- What needs to be done
Copy out each line featuring the string "BERT" from the entries beneath.

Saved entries
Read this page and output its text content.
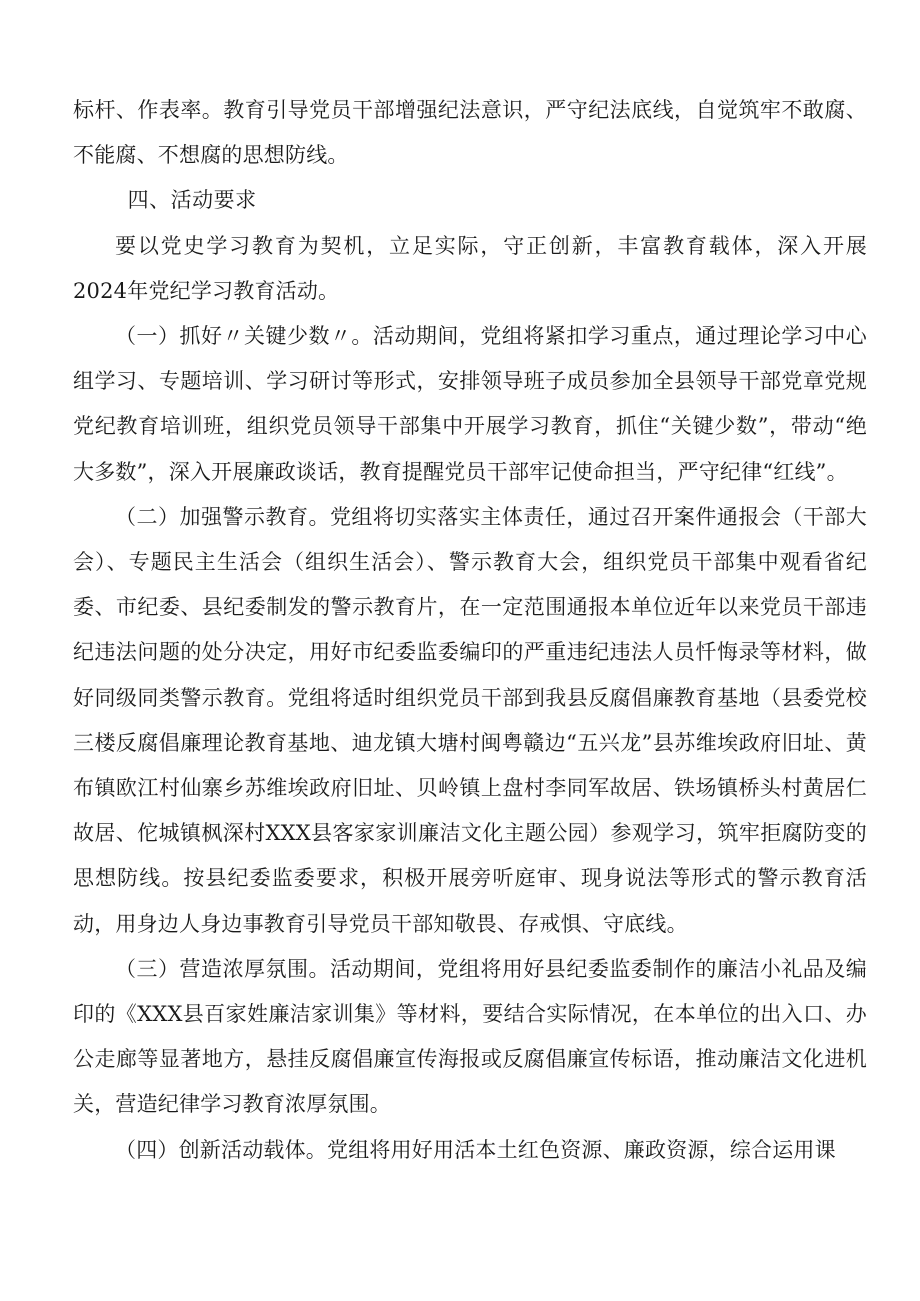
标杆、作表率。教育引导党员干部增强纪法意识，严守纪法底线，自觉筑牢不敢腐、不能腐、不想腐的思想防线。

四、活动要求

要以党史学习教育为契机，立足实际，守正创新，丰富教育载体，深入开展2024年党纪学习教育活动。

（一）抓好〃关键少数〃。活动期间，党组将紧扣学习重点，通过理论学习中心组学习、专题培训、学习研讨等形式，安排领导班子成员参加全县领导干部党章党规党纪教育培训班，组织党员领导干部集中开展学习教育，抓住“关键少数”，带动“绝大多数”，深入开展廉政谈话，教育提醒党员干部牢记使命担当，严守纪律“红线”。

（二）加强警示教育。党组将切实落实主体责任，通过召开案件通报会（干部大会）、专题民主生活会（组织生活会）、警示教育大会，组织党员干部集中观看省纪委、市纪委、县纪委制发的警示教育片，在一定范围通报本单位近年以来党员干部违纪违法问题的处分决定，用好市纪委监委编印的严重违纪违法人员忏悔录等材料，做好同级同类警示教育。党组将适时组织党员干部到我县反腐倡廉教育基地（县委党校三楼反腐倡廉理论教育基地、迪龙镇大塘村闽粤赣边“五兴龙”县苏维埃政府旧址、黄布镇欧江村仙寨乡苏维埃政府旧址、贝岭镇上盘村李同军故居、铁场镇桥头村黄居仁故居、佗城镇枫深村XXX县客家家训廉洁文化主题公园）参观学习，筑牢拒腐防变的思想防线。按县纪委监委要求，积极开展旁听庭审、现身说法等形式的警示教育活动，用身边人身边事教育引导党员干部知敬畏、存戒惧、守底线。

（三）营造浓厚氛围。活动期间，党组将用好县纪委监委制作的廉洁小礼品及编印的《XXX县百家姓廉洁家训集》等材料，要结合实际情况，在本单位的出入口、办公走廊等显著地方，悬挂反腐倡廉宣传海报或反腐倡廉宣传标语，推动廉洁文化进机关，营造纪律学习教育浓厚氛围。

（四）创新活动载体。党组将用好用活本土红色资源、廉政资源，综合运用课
---
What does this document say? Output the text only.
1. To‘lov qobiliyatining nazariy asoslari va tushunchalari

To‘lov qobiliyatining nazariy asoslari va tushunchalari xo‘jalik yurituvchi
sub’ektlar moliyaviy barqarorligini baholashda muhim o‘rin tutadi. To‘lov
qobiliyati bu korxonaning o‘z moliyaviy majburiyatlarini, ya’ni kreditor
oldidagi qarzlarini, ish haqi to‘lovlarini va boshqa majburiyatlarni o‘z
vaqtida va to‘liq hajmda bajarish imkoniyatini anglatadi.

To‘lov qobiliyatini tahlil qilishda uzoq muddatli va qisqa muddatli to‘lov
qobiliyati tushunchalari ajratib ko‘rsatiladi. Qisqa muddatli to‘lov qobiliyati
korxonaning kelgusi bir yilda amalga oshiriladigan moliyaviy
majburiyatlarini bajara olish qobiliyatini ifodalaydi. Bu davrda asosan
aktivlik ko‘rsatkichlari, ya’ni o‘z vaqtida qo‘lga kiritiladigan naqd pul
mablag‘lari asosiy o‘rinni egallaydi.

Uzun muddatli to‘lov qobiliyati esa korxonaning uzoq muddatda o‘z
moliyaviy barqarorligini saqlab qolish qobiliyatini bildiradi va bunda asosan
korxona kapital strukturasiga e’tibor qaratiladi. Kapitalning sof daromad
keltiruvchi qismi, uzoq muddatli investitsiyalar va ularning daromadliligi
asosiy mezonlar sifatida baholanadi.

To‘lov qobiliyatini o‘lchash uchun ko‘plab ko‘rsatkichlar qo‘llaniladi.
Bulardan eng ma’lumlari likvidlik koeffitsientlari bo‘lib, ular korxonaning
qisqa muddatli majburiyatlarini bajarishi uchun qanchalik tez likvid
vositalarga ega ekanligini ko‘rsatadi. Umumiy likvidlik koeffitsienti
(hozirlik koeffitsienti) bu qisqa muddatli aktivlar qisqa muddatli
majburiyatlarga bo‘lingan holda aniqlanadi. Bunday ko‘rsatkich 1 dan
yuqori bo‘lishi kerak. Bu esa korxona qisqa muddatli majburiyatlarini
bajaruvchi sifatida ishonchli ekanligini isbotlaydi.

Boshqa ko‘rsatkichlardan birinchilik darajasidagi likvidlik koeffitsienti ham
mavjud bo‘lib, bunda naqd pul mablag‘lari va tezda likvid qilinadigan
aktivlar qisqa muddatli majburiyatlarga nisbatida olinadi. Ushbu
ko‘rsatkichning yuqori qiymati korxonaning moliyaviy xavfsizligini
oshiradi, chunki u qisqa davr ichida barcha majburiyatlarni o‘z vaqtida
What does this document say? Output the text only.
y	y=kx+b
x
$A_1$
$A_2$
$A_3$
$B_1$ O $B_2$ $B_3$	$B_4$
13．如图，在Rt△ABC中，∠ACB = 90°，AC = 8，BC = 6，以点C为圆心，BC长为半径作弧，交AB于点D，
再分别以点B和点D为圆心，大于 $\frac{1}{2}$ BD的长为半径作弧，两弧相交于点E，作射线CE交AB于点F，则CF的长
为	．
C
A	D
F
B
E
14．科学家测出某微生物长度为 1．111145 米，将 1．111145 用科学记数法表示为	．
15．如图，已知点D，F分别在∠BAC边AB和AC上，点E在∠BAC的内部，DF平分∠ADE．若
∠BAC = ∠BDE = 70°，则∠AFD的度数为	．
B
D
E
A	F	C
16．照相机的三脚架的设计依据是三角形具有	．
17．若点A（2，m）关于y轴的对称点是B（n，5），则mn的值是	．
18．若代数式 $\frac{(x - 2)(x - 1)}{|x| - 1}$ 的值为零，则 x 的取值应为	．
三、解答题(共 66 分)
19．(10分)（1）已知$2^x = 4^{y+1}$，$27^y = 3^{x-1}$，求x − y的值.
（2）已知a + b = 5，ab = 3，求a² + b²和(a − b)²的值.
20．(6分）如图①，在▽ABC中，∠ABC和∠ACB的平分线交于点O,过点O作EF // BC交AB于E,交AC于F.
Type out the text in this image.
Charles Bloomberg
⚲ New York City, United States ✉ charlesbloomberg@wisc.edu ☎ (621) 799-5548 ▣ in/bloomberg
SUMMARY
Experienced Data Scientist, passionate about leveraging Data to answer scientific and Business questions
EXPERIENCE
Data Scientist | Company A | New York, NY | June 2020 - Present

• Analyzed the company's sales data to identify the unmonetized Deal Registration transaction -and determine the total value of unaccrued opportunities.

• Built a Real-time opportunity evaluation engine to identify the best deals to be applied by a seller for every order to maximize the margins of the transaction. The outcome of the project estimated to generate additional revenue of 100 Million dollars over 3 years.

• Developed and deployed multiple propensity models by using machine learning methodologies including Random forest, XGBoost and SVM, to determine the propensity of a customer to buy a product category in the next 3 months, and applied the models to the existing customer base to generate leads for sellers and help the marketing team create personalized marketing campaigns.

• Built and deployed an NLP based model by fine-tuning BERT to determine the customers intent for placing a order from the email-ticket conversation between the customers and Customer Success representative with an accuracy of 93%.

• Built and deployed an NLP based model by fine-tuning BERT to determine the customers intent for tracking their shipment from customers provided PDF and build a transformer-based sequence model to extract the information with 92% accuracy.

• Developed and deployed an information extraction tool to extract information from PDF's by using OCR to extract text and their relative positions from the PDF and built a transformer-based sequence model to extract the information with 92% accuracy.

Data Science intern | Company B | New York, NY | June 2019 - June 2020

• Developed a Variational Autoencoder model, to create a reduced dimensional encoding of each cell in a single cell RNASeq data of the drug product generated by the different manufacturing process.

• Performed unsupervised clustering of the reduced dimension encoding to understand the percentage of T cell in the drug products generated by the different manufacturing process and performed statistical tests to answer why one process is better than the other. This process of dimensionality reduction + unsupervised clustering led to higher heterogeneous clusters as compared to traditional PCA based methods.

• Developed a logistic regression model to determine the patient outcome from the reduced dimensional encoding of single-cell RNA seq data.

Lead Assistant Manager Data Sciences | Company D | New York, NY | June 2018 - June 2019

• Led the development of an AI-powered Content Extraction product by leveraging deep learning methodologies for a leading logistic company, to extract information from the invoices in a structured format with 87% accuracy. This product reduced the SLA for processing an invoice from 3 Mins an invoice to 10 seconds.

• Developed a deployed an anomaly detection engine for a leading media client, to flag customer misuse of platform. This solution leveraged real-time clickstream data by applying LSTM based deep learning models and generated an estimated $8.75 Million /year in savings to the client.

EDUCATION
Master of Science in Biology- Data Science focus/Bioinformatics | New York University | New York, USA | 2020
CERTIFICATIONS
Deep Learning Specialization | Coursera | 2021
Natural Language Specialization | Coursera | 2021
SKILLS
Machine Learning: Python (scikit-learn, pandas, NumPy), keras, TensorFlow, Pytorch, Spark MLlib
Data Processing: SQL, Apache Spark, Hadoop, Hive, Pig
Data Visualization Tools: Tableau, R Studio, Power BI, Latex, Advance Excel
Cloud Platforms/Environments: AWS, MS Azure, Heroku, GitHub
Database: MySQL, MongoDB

- Solution to the exercise
• Built and deployed an NLP based model by fine-tuning BERT to determine the customers intent for placing a order from the email-ticket conversation between the customers and Customer Success representative with an accuracy of 93%.
• Built and deployed an NLP based model by fine-tuning BERT to determine the customers intent for tracking their shipment from customers provided PDF and build a transformer-based sequence model to extract the information with 92% accuracy.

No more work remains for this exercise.